TASK DIRECTIONS
Omit the images, then output each of the records below exactly.

::::

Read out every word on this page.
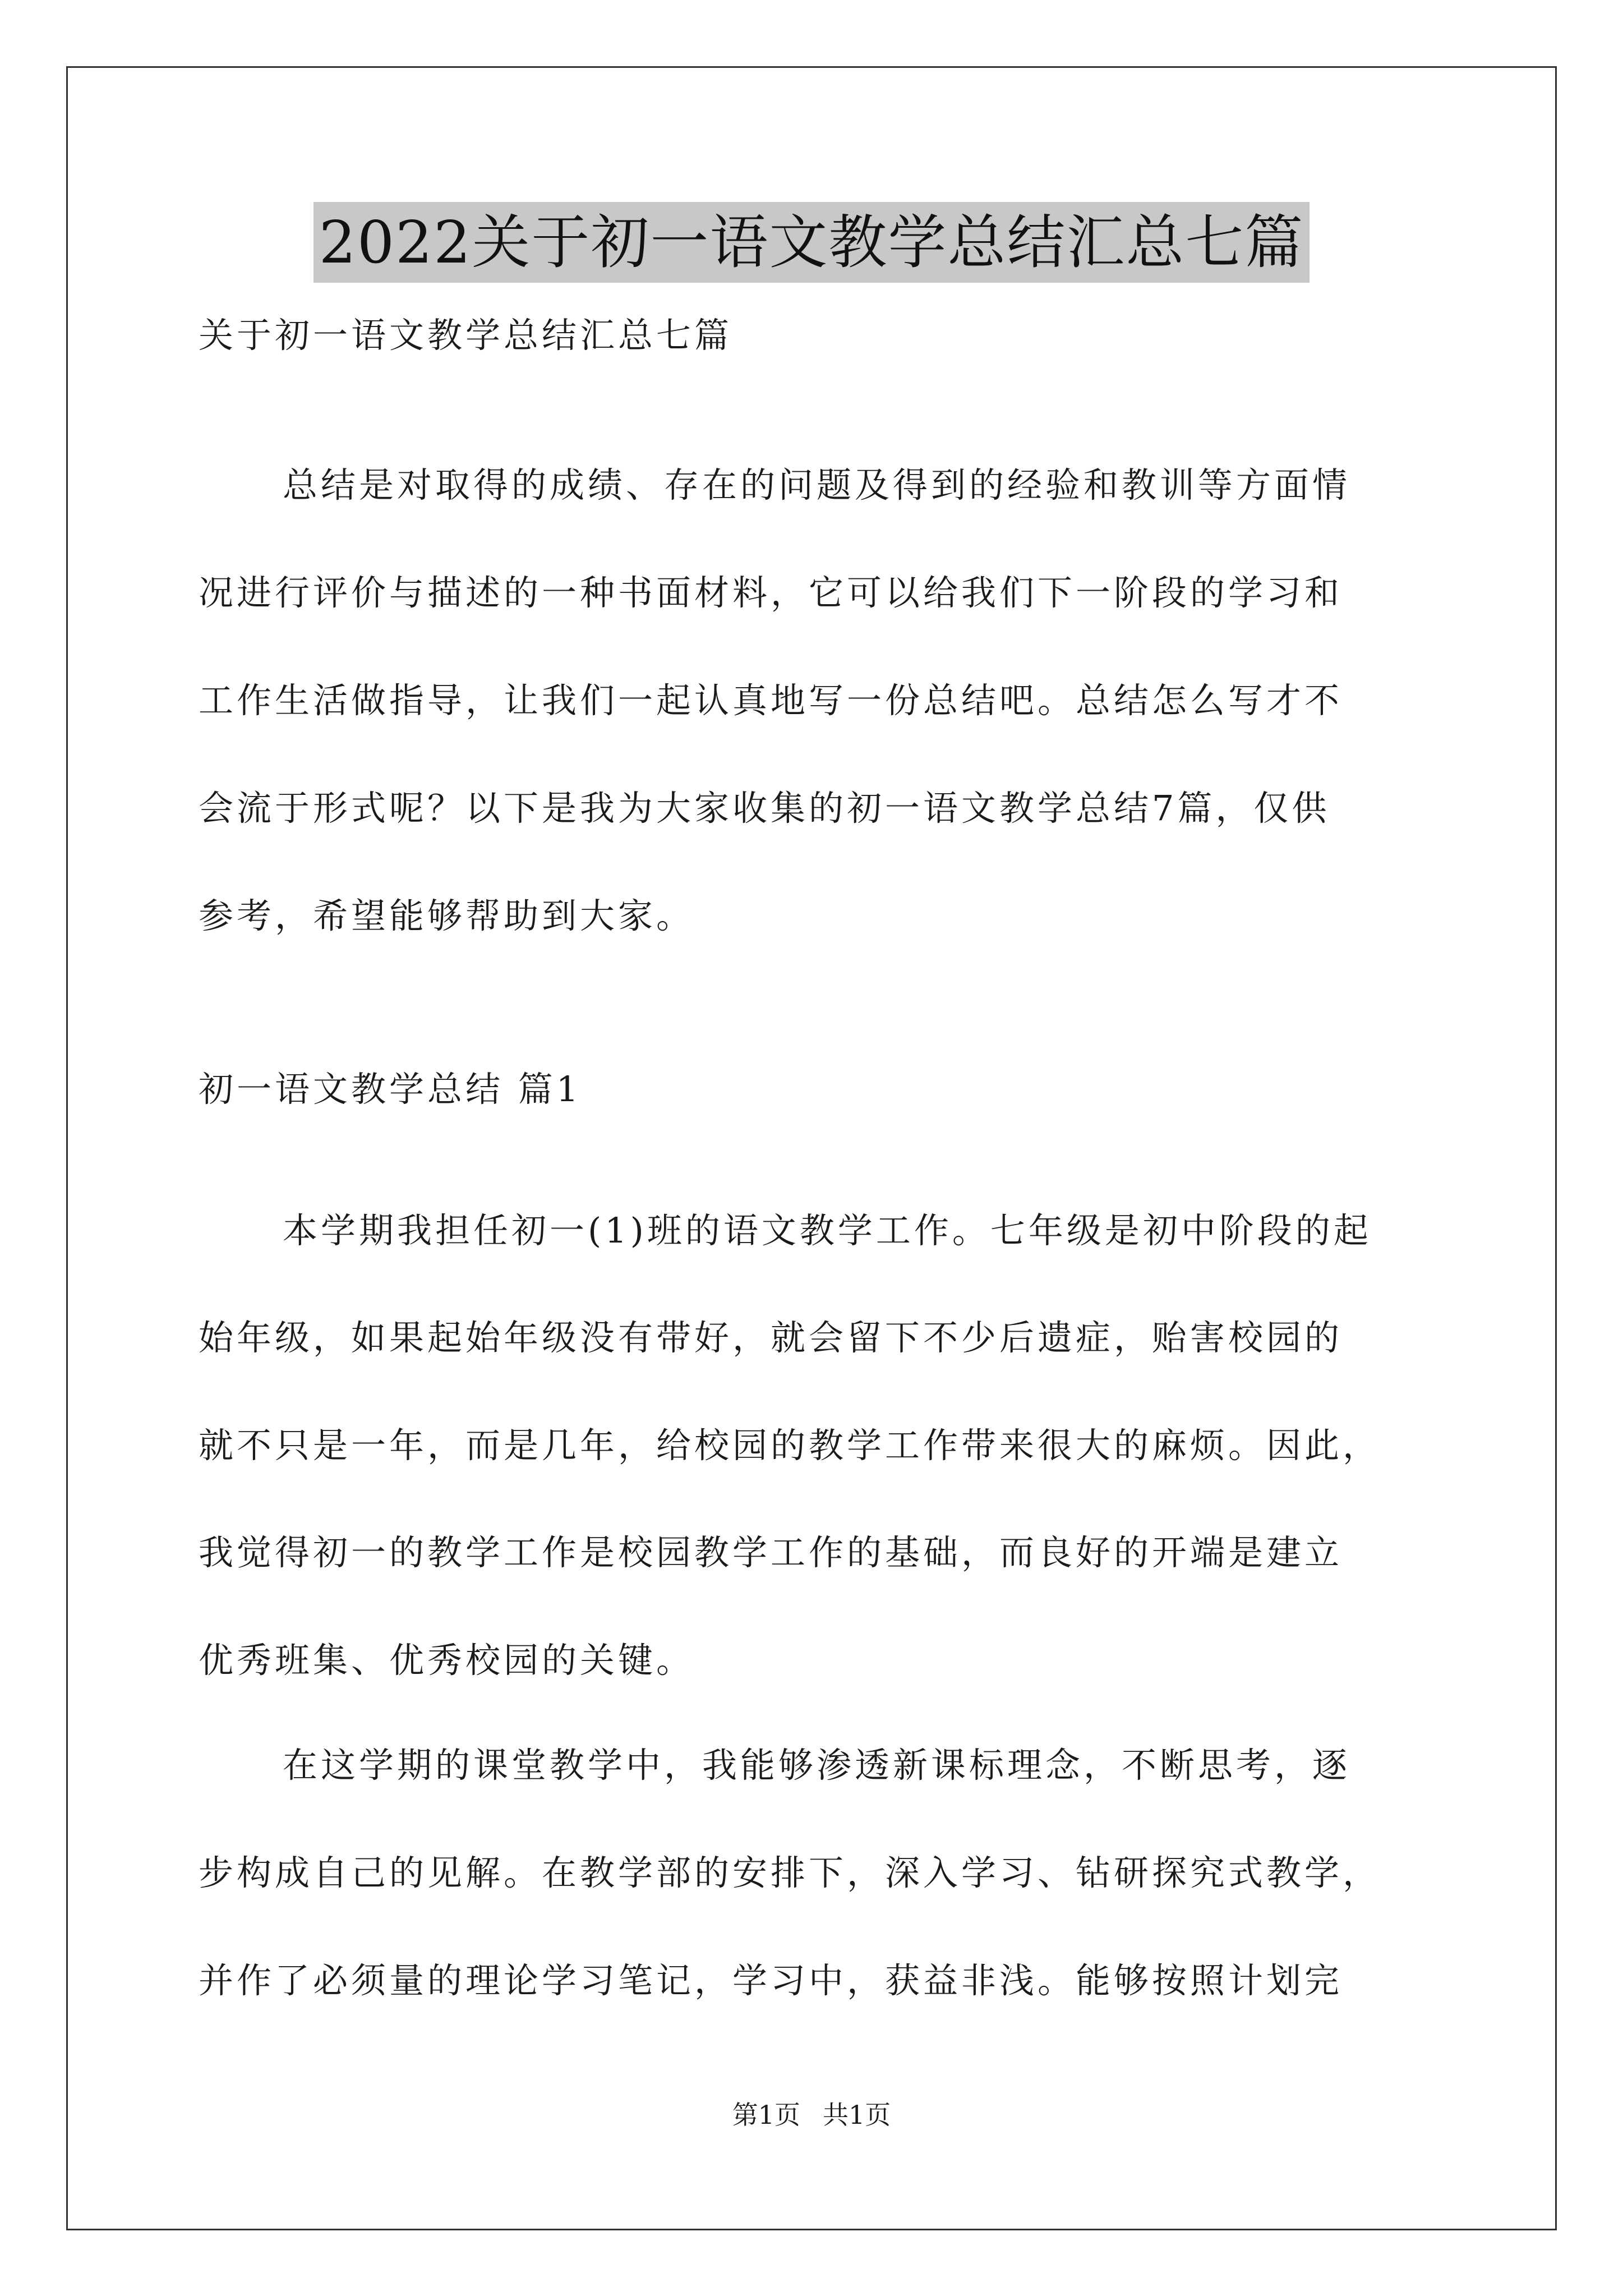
2022关于初一语文教学总结汇总七篇
关于初一语文教学总结汇总七篇
总结是对取得的成绩、存在的问题及得到的经验和教训等方面情
况进行评价与描述的一种书面材料，它可以给我们下一阶段的学习和
工作生活做指导，让我们一起认真地写一份总结吧。总结怎么写才不
会流于形式呢？以下是我为大家收集的初一语文教学总结7篇，仅供
参考，希望能够帮助到大家。
初一语文教学总结 篇1
本学期我担任初一(1)班的语文教学工作。七年级是初中阶段的起
始年级，如果起始年级没有带好，就会留下不少后遗症，贻害校园的
就不只是一年，而是几年，给校园的教学工作带来很大的麻烦。因此，
我觉得初一的教学工作是校园教学工作的基础，而良好的开端是建立
优秀班集、优秀校园的关键。
在这学期的课堂教学中，我能够渗透新课标理念，不断思考，逐
步构成自己的见解。在教学部的安排下，深入学习、钻研探究式教学，
并作了必须量的理论学习笔记，学习中，获益非浅。能够按照计划完
第1页 共1页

::::

FINISHED ANSWER
Read out every word on this page.
2022关于初一语文教学总结汇总七篇
关于初一语文教学总结汇总七篇
总结是对取得的成绩、存在的问题及得到的经验和教训等方面情
况进行评价与描述的一种书面材料，它可以给我们下一阶段的学习和
工作生活做指导，让我们一起认真地写一份总结吧。总结怎么写才不
会流于形式呢？以下是我为大家收集的初一语文教学总结7篇，仅供
参考，希望能够帮助到大家。
初一语文教学总结 篇1
本学期我担任初一(1)班的语文教学工作。七年级是初中阶段的起
始年级，如果起始年级没有带好，就会留下不少后遗症，贻害校园的
就不只是一年，而是几年，给校园的教学工作带来很大的麻烦。因此，
我觉得初一的教学工作是校园教学工作的基础，而良好的开端是建立
优秀班集、优秀校园的关键。
在这学期的课堂教学中，我能够渗透新课标理念，不断思考，逐
步构成自己的见解。在教学部的安排下，深入学习、钻研探究式教学，
并作了必须量的理论学习笔记，学习中，获益非浅。能够按照计划完
第1页 共1页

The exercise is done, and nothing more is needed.